▶ [TASK TO COMPLETE]: Return each line containing the string "text".

**** ROWS

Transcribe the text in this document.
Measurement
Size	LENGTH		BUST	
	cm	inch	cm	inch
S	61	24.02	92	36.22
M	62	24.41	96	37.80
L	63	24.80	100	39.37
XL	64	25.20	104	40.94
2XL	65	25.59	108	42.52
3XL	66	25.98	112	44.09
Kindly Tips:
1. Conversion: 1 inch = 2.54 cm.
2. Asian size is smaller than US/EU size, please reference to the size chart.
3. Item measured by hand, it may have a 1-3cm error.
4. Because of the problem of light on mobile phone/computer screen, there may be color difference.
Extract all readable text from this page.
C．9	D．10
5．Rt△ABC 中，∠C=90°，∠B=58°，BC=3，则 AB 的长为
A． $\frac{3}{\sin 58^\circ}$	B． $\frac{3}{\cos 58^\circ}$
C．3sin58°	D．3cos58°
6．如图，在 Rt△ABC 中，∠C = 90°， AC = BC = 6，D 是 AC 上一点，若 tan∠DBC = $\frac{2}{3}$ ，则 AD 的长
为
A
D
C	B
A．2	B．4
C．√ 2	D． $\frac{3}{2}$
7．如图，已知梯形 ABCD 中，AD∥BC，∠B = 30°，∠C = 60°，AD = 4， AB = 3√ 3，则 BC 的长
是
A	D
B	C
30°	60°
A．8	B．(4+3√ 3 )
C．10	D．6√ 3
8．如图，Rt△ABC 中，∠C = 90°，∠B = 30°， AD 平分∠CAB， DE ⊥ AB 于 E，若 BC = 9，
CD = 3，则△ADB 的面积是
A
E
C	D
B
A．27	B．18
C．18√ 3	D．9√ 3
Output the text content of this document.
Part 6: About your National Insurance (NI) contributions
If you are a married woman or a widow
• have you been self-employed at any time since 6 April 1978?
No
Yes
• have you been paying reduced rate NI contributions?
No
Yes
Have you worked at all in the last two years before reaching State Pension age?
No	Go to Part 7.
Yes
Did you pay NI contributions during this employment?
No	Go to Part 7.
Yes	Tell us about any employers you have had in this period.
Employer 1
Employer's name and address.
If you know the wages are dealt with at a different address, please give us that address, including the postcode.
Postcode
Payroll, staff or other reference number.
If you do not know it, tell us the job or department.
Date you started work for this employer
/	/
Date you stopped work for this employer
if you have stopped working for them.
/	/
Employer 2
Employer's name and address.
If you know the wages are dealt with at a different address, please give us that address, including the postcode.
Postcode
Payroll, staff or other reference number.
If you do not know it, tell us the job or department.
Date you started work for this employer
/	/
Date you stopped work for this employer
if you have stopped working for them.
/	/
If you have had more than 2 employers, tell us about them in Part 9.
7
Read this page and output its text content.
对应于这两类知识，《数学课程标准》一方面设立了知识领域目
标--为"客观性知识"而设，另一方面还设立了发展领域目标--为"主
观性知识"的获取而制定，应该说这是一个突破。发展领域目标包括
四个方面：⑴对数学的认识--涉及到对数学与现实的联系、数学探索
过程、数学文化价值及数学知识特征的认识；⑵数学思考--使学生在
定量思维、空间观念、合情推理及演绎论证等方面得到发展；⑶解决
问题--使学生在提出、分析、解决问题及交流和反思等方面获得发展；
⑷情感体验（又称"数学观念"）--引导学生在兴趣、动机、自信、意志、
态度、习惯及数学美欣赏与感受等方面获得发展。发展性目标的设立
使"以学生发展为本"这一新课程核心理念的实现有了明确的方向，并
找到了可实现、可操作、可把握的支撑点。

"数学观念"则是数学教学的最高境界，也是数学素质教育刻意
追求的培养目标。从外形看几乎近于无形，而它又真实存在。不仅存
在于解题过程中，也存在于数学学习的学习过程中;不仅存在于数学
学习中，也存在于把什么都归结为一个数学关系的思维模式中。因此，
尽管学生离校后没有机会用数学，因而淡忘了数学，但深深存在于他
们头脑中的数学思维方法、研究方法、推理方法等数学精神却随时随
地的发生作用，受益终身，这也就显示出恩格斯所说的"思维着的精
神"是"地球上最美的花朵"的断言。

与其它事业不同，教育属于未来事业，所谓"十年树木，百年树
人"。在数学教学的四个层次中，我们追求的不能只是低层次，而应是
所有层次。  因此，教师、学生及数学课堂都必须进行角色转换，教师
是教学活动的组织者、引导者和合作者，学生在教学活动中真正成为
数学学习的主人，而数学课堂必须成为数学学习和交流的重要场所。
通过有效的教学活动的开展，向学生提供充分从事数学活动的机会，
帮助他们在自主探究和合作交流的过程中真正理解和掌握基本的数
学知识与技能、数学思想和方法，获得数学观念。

********

▶ [WORKED ANSWER]:
Transcribe the text in this document.
Extract all readable text from this page.
Output the text content of this document.
Read this page and output its text content.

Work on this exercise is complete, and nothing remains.